SET PROBLEM: Please return the material below word for word, starting at its first line and stopping after the line that contains "Localize all elements.". Leave out the pictures.

**** DATASET EXCERPTS ****

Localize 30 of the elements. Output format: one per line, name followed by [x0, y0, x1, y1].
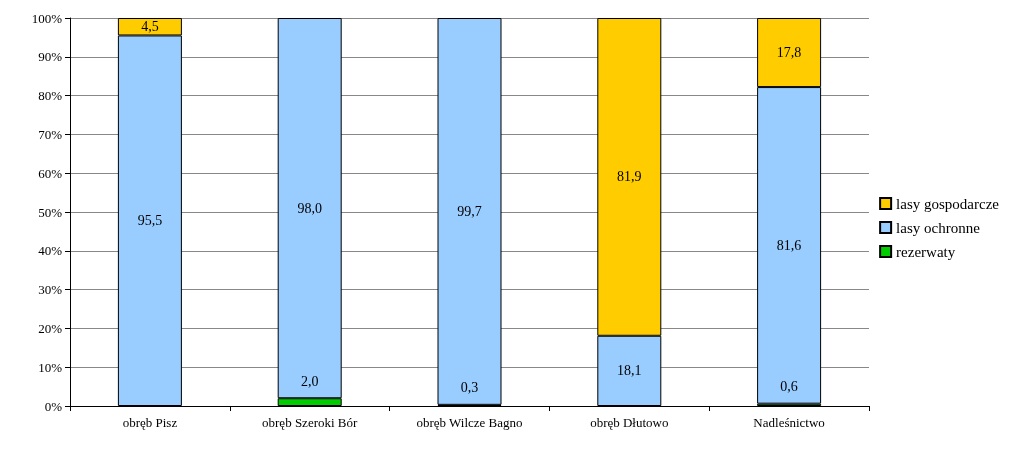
data-label: 18,1	[617, 363, 642, 379]
y-tick-label: 20%	[38, 320, 63, 336]
y-tick-label: 0%	[44, 398, 63, 414]
y-tick-label: 70%	[38, 126, 63, 142]
y-tick-label: 90%	[38, 49, 63, 65]
x-tick-label: obręb Dłutowo	[590, 415, 669, 430]
legend-label: lasy gospodarcze	[896, 195, 1000, 212]
y-tick-label: 50%	[38, 204, 63, 220]
data-label: 98,0	[297, 200, 322, 216]
data-label: 99,7	[457, 203, 482, 219]
legend-label: rezerwaty	[896, 243, 956, 260]
x-tick-label: obręb Pisz	[122, 415, 178, 430]
data-label: 81,9	[617, 169, 642, 185]
y-tick-label: 80%	[38, 88, 63, 104]
data-label: 0,6	[780, 379, 798, 395]
y-tick-label: 60%	[38, 165, 63, 181]
y-tick-label: 40%	[38, 243, 63, 259]
y-tick-label: 100%	[31, 10, 63, 26]
data-label: 81,6	[776, 237, 802, 253]
data-label: 0,3	[460, 380, 479, 396]
legend-label: lasy ochronne	[896, 219, 981, 236]
x-tick-label: Nadleśnictwo	[753, 415, 825, 430]
x-tick-label: obręb Szeroki Bór	[262, 415, 359, 430]
data-label: 95,5	[137, 213, 163, 229]
x-tick-label: obręb Wilcze Bagno	[416, 415, 523, 430]
data-label: 4,5	[141, 19, 159, 35]
y-tick-label: 10%	[38, 359, 63, 375]
data-label: 2,0	[300, 373, 319, 389]
data-label: 17,8	[776, 45, 802, 61]
y-tick-label: 30%	[38, 282, 63, 298]
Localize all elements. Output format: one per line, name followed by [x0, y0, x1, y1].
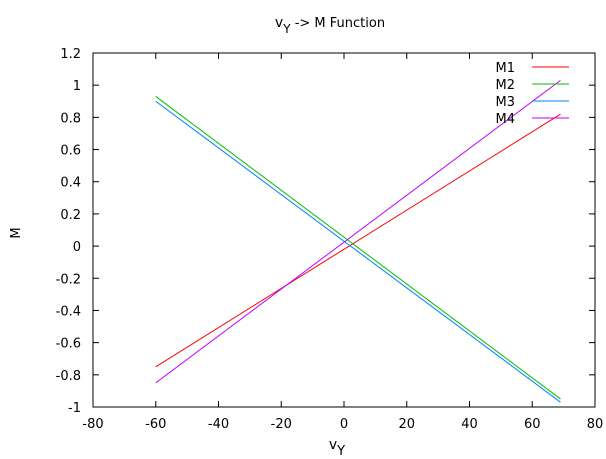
x-axis-label: vY: [329, 437, 345, 459]
legend: M1 M2 M3 M4: [496, 61, 569, 127]
x-tick-label: 80: [587, 417, 604, 432]
x-tick-label: 0: [340, 417, 348, 432]
series-line-m3: [155, 100, 561, 403]
series-line-m2: [155, 96, 561, 400]
series-line-m4: [155, 79, 561, 384]
x-tick-label: -40: [208, 417, 229, 432]
chart-title: vY -> M Function: [275, 15, 385, 36]
chart-title-sub: Y: [282, 22, 291, 36]
x-tick-label: 60: [524, 417, 541, 432]
y-axis-label: M: [9, 227, 24, 238]
x-axis-label-sub: Y: [336, 444, 345, 459]
y-tick-label: 0.2: [60, 208, 81, 223]
y-tick-label: 0.4: [60, 176, 81, 191]
legend-label-m1: M1: [496, 61, 516, 76]
x-tick-label: -80: [82, 417, 103, 432]
y-tick-label: -0.4: [56, 304, 81, 319]
y-tick-label: 1: [73, 79, 81, 94]
x-tick-label: 40: [461, 417, 478, 432]
x-tick-label: -20: [271, 417, 292, 432]
x-tick-label: -60: [145, 417, 166, 432]
y-tick-label: -0.8: [56, 369, 81, 384]
legend-label-m4: M4: [496, 112, 516, 127]
y-tick-label: 1.2: [60, 47, 81, 62]
series-line-m1: [155, 113, 561, 368]
x-tick-label: 20: [398, 417, 415, 432]
legend-label-m2: M2: [496, 78, 516, 93]
y-tick-label: 0: [73, 240, 81, 255]
y-tick-label: -1: [68, 401, 81, 416]
x-axis-label-main: v: [329, 437, 337, 453]
axis-ticks: -80 -60 -40 -20 0 20 40 60 80 -1 -0.8 -0.6 -0.4 -0.2 0…: [56, 47, 604, 432]
chart-title-rest: -> M Function: [291, 16, 386, 31]
y-tick-label: -0.6: [56, 337, 81, 352]
legend-label-m3: M3: [496, 95, 516, 110]
y-tick-label: 0.8: [60, 111, 81, 126]
series-lines: [155, 79, 561, 403]
y-tick-label: -0.2: [56, 272, 81, 287]
chart-title-main: v: [275, 15, 283, 31]
y-tick-label: 0.6: [60, 144, 81, 159]
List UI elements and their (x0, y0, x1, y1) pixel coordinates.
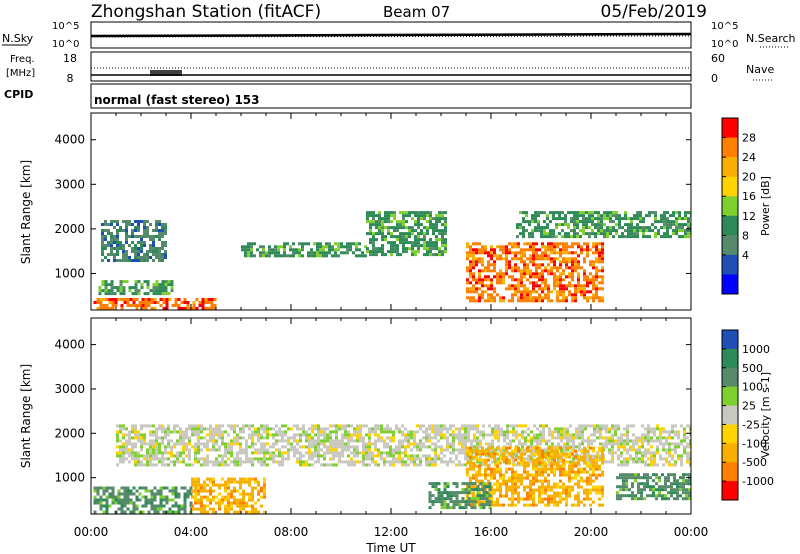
velocity-colorbar-segment (722, 443, 738, 463)
nave-tick-bottom: 0 (711, 72, 718, 85)
velocity-colorbar-segment (722, 405, 738, 425)
power-echo-region (93, 298, 217, 310)
power-ytick-label: 3000 (54, 177, 85, 191)
velocity-colorbar-tick-label: 100 (742, 381, 763, 394)
nave-tick-top: 60 (711, 52, 725, 65)
power-colorbar-segment (722, 215, 738, 236)
velocity-colorbar: 1000 500 100 25 -25 -100 -500 -1000 Velocity [m… (721, 329, 774, 501)
power-colorbar: 28 24 20 16 12 8 4 Power [dB] (721, 117, 772, 295)
freq-tick-top: 18 (63, 52, 77, 65)
power-ylabel: Slant Range [km] (19, 160, 33, 264)
power-echo-region (366, 211, 447, 257)
velocity-colorbar-segment (722, 348, 738, 369)
velocity-panel: 4000 3000 2000 1000 00:00 04:00 08:00 12:00 16:… (19, 317, 709, 554)
power-echo-region (516, 211, 691, 239)
power-colorbar-tick-label: 8 (742, 229, 749, 242)
velocity-colorbar-tick-label: 500 (742, 362, 763, 375)
power-colorbar-segment (722, 254, 738, 275)
power-colorbar-segment (722, 196, 738, 217)
time-tick-label: 00:00 (674, 525, 709, 539)
power-colorbar-tick-label: 4 (742, 249, 749, 262)
power-colorbar-tick-label: 16 (742, 190, 756, 203)
freq-label: Freq. (10, 54, 35, 65)
velocity-ytick-label: 3000 (54, 382, 85, 396)
power-colorbar-segment (722, 176, 738, 197)
noise-search-label: N.Search (746, 32, 796, 45)
nave-scatter (150, 70, 182, 76)
velocity-ytick-label: 4000 (54, 338, 85, 352)
velocity-colorbar-tick-label: -25 (742, 418, 760, 431)
nave-label: Nave (746, 63, 774, 76)
noise-search-trace (90, 35, 692, 38)
noise-right-tick-bottom: 10^0 (711, 39, 738, 50)
power-colorbar-segment (722, 235, 738, 256)
time-tick-label: 08:00 (274, 525, 309, 539)
noise-sky-label: N.Sky (2, 32, 34, 45)
velocity-colorbar-tick-label: -500 (742, 456, 767, 469)
noise-right-tick-top: 10^5 (711, 21, 738, 32)
velocity-colorbar-tick-label: 25 (742, 400, 756, 413)
noise-left-tick-top: 10^5 (52, 21, 79, 32)
time-tick-label: 20:00 (574, 525, 609, 539)
freq-panel-frame (90, 51, 692, 82)
power-colorbar-segment (722, 118, 738, 139)
velocity-colorbar-tick-label: 1000 (742, 343, 770, 356)
velocity-echo-region (466, 446, 604, 507)
velocity-colorbar-segment (722, 481, 738, 501)
velocity-panel-frame (90, 317, 692, 515)
power-colorbar-tick-label: 12 (742, 210, 756, 223)
velocity-colorbar-label: Velocity [m s-1] (759, 372, 772, 458)
freq-unit-label: [MHz] (6, 68, 35, 79)
power-colorbar-segment (722, 274, 738, 295)
time-axis-label: Time UT (365, 541, 416, 554)
power-colorbar-tick-label: 28 (742, 132, 756, 145)
time-tick-label: 16:00 (474, 525, 509, 539)
velocity-echo-region (616, 473, 691, 501)
velocity-colorbar-segment (722, 462, 738, 482)
velocity-colorbar-segment (722, 367, 738, 388)
cpid-panel-frame (90, 83, 692, 109)
power-echo-region (98, 280, 174, 296)
velocity-echo-region (116, 424, 691, 467)
velocity-echo-region (191, 477, 266, 514)
date-label: 05/Feb/2019 (601, 2, 707, 22)
power-ytick-label: 4000 (54, 133, 85, 147)
velocity-colorbar-segment (722, 424, 738, 444)
velocity-colorbar-tick-label: -1000 (742, 475, 774, 488)
velocity-echo-region (428, 482, 492, 510)
power-colorbar-tick-label: 24 (742, 151, 756, 164)
station-title: Zhongshan Station (fitACF) (91, 2, 321, 22)
power-ytick-label: 1000 (54, 266, 85, 280)
power-echo-region (241, 242, 367, 258)
freq-tick-bottom: 8 (67, 72, 74, 85)
time-tick-label: 04:00 (174, 525, 209, 539)
cpid-label: CPID (4, 88, 33, 101)
noise-left-tick-bottom: 10^0 (52, 39, 79, 50)
power-echo-region (101, 220, 167, 262)
beam-label: Beam 07 (383, 3, 450, 21)
velocity-ylabel: Slant Range [km] (19, 364, 33, 468)
power-colorbar-label: Power [dB] (759, 176, 772, 236)
power-echo-region (466, 242, 604, 303)
power-colorbar-segment (722, 137, 738, 158)
velocity-echo-region (93, 486, 193, 514)
time-tick-label: 00:00 (74, 525, 109, 539)
velocity-ytick-label: 1000 (54, 471, 85, 485)
power-panel: 4000 3000 2000 1000 Slant Range [km] (19, 112, 692, 311)
velocity-colorbar-tick-label: -100 (742, 437, 767, 450)
velocity-ytick-label: 2000 (54, 426, 85, 440)
velocity-colorbar-segment (722, 386, 738, 407)
velocity-colorbar-segment (722, 330, 738, 350)
power-ytick-label: 2000 (54, 222, 85, 236)
noise-sky-trace (90, 32, 692, 38)
power-colorbar-tick-label: 20 (742, 171, 756, 184)
cpid-text: normal (fast stereo) 153 (94, 93, 260, 107)
power-colorbar-segment (722, 157, 738, 178)
time-tick-label: 12:00 (374, 525, 409, 539)
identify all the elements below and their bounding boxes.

****

PROBLEM SOLUTION:
Localize 30 of the elements. Output format: one per line, name followed by [x0, y0, x1, y1].
data-label: 18,1	[617, 363, 642, 379]
y-tick-label: 20%	[38, 320, 63, 336]
y-tick-label: 0%	[44, 398, 63, 414]
y-tick-label: 70%	[38, 126, 63, 142]
y-tick-label: 90%	[38, 49, 63, 65]
x-tick-label: obręb Dłutowo	[590, 415, 669, 430]
legend-label: lasy gospodarcze	[896, 195, 1000, 212]
y-tick-label: 50%	[38, 204, 63, 220]
data-label: 98,0	[297, 200, 322, 216]
data-label: 99,7	[457, 203, 482, 219]
legend-label: rezerwaty	[896, 243, 956, 260]
x-tick-label: obręb Pisz	[122, 415, 178, 430]
data-label: 81,9	[617, 169, 642, 185]
y-tick-label: 80%	[38, 88, 63, 104]
data-label: 0,6	[780, 379, 798, 395]
y-tick-label: 60%	[38, 165, 63, 181]
y-tick-label: 40%	[38, 243, 63, 259]
y-tick-label: 100%	[31, 10, 63, 26]
data-label: 81,6	[776, 237, 802, 253]
data-label: 0,3	[460, 380, 479, 396]
legend-label: lasy ochronne	[896, 219, 981, 236]
x-tick-label: Nadleśnictwo	[753, 415, 825, 430]
x-tick-label: obręb Szeroki Bór	[262, 415, 359, 430]
data-label: 95,5	[137, 213, 163, 229]
x-tick-label: obręb Wilcze Bagno	[416, 415, 523, 430]
data-label: 4,5	[141, 19, 159, 35]
y-tick-label: 10%	[38, 359, 63, 375]
data-label: 2,0	[300, 373, 319, 389]
data-label: 17,8	[776, 45, 802, 61]
y-tick-label: 30%	[38, 282, 63, 298]
Localize all elements. Output format: one per line, name followed by [x0, y0, x1, y1].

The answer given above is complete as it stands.